Brief –
Give back the whole listing exactly as shown.

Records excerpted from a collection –
------------

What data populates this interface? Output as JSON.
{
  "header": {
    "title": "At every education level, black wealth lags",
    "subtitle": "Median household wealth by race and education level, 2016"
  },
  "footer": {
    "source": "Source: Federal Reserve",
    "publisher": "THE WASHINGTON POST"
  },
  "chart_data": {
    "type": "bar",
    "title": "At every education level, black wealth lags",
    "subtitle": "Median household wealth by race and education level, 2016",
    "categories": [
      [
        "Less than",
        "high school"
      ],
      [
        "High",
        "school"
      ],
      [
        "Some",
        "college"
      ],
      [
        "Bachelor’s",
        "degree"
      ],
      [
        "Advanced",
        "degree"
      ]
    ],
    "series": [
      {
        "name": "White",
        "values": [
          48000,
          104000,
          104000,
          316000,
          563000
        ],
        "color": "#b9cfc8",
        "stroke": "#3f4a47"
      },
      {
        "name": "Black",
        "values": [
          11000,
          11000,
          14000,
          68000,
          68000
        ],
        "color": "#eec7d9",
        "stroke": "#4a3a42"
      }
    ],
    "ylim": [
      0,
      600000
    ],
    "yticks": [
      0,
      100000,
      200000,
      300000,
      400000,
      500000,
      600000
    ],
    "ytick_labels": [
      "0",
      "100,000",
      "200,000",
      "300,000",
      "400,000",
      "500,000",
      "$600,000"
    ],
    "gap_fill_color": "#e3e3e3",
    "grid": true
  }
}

------------

Worked solution –
What data populates this interface? Output as JSON.
{
  "header": {
    "title": "At every education level, black wealth lags",
    "subtitle": "Median household wealth by race and education level, 2016"
  },
  "footer": {
    "source": "Source: Federal Reserve",
    "publisher": "THE WASHINGTON POST"
  },
  "chart_data": {
    "type": "bar",
    "title": "At every education level, black wealth lags",
    "subtitle": "Median household wealth by race and education level, 2016",
    "categories": [
      [
        "Less than",
        "high school"
      ],
      [
        "High",
        "school"
      ],
      [
        "Some",
        "college"
      ],
      [
        "Bachelor’s",
        "degree"
      ],
      [
        "Advanced",
        "degree"
      ]
    ],
    "series": [
      {
        "name": "White",
        "values": [
          48000,
          104000,
          104000,
          316000,
          563000
        ],
        "color": "#b9cfc8",
        "stroke": "#3f4a47"
      },
      {
        "name": "Black",
        "values": [
          11000,
          11000,
          14000,
          68000,
          68000
        ],
        "color": "#eec7d9",
        "stroke": "#4a3a42"
      }
    ],
    "ylim": [
      0,
      600000
    ],
    "yticks": [
      0,
      100000,
      200000,
      300000,
      400000,
      500000,
      600000
    ],
    "ytick_labels": [
      "0",
      "100,000",
      "200,000",
      "300,000",
      "400,000",
      "500,000",
      "$600,000"
    ],
    "gap_fill_color": "#e3e3e3",
    "grid": true
  }
}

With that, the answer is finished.